▽
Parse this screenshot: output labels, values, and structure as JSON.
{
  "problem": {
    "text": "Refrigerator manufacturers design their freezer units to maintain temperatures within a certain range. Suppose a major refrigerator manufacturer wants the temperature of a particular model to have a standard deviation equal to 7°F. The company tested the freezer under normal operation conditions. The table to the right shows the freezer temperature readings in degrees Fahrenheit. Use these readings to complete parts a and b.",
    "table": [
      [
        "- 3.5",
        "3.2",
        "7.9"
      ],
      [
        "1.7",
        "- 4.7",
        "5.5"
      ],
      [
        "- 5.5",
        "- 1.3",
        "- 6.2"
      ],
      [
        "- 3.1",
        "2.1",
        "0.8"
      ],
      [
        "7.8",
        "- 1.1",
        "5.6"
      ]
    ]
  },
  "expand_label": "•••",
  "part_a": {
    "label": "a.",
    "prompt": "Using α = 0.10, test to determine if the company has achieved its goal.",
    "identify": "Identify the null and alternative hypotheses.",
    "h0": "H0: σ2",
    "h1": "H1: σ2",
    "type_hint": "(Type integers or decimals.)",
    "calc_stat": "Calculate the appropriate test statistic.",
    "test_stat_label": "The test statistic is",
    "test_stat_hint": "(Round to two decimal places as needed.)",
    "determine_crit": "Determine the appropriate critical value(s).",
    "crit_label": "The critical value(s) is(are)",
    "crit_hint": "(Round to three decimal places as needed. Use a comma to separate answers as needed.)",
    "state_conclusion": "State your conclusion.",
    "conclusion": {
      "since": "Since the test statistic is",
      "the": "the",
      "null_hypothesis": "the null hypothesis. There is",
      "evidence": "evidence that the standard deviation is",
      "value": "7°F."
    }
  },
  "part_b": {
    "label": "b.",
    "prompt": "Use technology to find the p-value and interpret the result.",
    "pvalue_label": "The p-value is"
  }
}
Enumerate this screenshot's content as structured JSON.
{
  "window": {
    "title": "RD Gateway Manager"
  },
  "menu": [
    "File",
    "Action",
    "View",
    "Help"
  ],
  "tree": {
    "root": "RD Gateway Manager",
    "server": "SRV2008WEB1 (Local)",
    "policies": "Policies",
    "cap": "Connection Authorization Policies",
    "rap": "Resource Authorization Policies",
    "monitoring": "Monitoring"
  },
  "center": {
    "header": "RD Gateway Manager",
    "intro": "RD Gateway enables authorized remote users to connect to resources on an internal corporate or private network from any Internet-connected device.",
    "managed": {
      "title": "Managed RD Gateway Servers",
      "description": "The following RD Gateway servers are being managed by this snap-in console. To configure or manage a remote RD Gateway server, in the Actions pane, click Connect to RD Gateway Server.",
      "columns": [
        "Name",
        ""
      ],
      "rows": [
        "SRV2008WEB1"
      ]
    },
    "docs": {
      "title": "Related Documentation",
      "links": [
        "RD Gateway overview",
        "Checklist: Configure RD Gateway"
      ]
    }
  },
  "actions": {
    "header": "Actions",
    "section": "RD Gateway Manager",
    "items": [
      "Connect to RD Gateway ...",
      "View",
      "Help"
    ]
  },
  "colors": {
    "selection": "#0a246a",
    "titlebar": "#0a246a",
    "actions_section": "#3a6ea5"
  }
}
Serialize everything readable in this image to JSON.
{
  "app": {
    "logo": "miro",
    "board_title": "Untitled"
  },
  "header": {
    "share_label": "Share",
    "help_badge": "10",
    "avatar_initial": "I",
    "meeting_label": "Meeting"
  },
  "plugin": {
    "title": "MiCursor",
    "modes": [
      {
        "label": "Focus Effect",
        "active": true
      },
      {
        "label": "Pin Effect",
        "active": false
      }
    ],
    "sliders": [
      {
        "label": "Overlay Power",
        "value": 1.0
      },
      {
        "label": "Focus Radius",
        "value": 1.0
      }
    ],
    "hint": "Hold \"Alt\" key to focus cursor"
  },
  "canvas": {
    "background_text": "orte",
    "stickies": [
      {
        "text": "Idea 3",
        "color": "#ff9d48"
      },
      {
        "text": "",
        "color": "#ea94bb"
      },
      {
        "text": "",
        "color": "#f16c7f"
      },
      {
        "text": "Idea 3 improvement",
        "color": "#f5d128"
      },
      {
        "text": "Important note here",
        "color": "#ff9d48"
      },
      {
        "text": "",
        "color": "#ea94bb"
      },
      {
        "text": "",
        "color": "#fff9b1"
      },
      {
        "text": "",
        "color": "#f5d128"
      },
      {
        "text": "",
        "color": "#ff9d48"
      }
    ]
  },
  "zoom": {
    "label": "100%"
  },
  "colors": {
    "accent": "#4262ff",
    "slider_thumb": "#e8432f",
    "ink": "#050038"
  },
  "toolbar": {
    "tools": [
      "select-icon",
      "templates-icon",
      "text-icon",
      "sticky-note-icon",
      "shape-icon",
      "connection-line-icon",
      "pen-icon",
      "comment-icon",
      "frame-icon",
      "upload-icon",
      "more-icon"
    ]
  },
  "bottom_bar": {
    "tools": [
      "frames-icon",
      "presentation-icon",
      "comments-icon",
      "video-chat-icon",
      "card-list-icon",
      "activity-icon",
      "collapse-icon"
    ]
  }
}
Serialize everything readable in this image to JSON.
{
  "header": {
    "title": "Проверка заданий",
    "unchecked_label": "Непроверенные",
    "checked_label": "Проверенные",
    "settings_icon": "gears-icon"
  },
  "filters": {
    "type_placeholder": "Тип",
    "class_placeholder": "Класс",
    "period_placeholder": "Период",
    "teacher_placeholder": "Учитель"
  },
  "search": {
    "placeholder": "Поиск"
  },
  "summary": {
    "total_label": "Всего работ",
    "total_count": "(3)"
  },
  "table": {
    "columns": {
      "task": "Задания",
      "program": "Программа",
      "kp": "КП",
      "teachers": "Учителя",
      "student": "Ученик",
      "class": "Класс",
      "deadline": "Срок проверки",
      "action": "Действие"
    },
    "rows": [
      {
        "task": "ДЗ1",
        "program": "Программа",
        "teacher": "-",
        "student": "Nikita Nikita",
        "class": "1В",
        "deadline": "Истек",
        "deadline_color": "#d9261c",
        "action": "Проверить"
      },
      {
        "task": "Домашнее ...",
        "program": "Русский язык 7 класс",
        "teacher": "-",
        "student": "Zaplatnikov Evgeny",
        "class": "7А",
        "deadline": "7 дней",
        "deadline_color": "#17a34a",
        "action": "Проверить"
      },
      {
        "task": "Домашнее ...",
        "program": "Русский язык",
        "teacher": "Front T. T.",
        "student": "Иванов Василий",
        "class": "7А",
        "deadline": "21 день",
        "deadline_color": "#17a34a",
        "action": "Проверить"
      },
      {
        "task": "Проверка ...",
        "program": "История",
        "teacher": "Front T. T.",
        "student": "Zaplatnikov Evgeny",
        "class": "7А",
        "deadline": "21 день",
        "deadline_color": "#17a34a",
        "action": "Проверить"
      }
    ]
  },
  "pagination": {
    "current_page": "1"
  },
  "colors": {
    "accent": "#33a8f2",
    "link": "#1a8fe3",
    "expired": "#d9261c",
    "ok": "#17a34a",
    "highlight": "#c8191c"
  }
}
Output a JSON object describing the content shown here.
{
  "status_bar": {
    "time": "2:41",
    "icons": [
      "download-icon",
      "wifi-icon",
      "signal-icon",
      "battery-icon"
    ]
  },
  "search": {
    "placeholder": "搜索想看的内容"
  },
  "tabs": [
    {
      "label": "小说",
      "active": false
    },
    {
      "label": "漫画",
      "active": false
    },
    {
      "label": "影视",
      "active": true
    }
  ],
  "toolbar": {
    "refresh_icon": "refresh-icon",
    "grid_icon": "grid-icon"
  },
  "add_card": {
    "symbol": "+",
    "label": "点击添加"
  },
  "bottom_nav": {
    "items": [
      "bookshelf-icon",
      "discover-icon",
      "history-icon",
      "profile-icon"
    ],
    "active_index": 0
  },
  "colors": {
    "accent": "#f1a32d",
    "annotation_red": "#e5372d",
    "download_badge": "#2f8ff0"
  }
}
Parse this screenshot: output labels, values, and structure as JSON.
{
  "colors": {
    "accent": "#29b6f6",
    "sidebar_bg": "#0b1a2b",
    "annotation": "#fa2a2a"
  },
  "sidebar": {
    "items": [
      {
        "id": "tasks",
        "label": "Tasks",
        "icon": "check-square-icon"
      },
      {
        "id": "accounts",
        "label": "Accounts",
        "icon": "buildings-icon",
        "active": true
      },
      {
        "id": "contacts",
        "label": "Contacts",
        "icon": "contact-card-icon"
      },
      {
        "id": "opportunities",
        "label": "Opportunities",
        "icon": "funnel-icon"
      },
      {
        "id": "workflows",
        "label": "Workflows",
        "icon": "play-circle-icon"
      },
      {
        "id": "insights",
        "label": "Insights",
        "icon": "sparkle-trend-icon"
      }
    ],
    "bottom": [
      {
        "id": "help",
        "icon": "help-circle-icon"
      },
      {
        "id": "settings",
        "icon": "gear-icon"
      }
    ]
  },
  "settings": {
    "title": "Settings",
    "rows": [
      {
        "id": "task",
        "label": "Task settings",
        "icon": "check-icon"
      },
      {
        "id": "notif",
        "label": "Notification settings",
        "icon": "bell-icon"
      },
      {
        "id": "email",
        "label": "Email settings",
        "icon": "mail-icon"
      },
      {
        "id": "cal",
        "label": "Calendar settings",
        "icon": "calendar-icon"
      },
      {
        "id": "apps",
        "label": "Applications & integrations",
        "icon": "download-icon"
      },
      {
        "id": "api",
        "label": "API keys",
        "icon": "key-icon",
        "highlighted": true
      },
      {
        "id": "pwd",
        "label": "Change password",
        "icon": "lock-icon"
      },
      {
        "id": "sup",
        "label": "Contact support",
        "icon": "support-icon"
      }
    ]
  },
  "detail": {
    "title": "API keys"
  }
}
△
### SHORT PROBLEM
Using the listing above, work out how many of its lines include "true", and give only the result.

### RESULT
4